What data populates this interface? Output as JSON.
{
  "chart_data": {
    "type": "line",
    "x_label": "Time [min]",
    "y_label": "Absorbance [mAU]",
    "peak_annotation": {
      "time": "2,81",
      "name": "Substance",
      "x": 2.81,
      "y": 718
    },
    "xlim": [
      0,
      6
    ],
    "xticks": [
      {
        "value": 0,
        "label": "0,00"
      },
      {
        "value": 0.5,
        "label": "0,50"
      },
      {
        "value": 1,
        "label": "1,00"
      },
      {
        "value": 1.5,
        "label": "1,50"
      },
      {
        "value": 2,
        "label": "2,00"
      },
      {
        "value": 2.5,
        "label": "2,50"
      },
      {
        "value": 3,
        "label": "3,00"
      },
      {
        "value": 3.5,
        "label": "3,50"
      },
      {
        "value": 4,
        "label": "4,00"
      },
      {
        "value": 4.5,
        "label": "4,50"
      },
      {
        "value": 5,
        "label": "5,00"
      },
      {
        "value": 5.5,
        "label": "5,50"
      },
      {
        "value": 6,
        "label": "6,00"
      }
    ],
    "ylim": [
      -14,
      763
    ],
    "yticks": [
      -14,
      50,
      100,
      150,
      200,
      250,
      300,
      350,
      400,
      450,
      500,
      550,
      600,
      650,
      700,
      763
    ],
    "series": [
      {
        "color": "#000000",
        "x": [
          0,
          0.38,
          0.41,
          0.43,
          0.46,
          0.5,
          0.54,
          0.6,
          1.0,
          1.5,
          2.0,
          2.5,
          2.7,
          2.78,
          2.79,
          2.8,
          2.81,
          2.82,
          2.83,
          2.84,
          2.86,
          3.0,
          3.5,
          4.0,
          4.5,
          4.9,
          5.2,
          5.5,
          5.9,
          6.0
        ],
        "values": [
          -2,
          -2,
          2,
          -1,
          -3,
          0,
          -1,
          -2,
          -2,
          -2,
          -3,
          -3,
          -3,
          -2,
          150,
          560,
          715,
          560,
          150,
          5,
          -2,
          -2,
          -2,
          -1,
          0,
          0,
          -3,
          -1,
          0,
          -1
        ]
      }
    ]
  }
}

#### [Task instructions]
Copy each line of the data exactly, leaving nothing out.

#### [Answer below]
What data populates this interface? Output as JSON.
{
  "chart_data": {
    "type": "line",
    "x_label": "Time [min]",
    "y_label": "Absorbance [mAU]",
    "peak_annotation": {
      "time": "2,81",
      "name": "Substance",
      "x": 2.81,
      "y": 718
    },
    "xlim": [
      0,
      6
    ],
    "xticks": [
      {
        "value": 0,
        "label": "0,00"
      },
      {
        "value": 0.5,
        "label": "0,50"
      },
      {
        "value": 1,
        "label": "1,00"
      },
      {
        "value": 1.5,
        "label": "1,50"
      },
      {
        "value": 2,
        "label": "2,00"
      },
      {
        "value": 2.5,
        "label": "2,50"
      },
      {
        "value": 3,
        "label": "3,00"
      },
      {
        "value": 3.5,
        "label": "3,50"
      },
      {
        "value": 4,
        "label": "4,00"
      },
      {
        "value": 4.5,
        "label": "4,50"
      },
      {
        "value": 5,
        "label": "5,00"
      },
      {
        "value": 5.5,
        "label": "5,50"
      },
      {
        "value": 6,
        "label": "6,00"
      }
    ],
    "ylim": [
      -14,
      763
    ],
    "yticks": [
      -14,
      50,
      100,
      150,
      200,
      250,
      300,
      350,
      400,
      450,
      500,
      550,
      600,
      650,
      700,
      763
    ],
    "series": [
      {
        "color": "#000000",
        "x": [
          0,
          0.38,
          0.41,
          0.43,
          0.46,
          0.5,
          0.54,
          0.6,
          1.0,
          1.5,
          2.0,
          2.5,
          2.7,
          2.78,
          2.79,
          2.8,
          2.81,
          2.82,
          2.83,
          2.84,
          2.86,
          3.0,
          3.5,
          4.0,
          4.5,
          4.9,
          5.2,
          5.5,
          5.9,
          6.0
        ],
        "values": [
          -2,
          -2,
          2,
          -1,
          -3,
          0,
          -1,
          -2,
          -2,
          -2,
          -3,
          -3,
          -3,
          -2,
          150,
          560,
          715,
          560,
          150,
          5,
          -2,
          -2,
          -2,
          -1,
          0,
          0,
          -3,
          -1,
          0,
          -1
        ]
      }
    ]
  }
}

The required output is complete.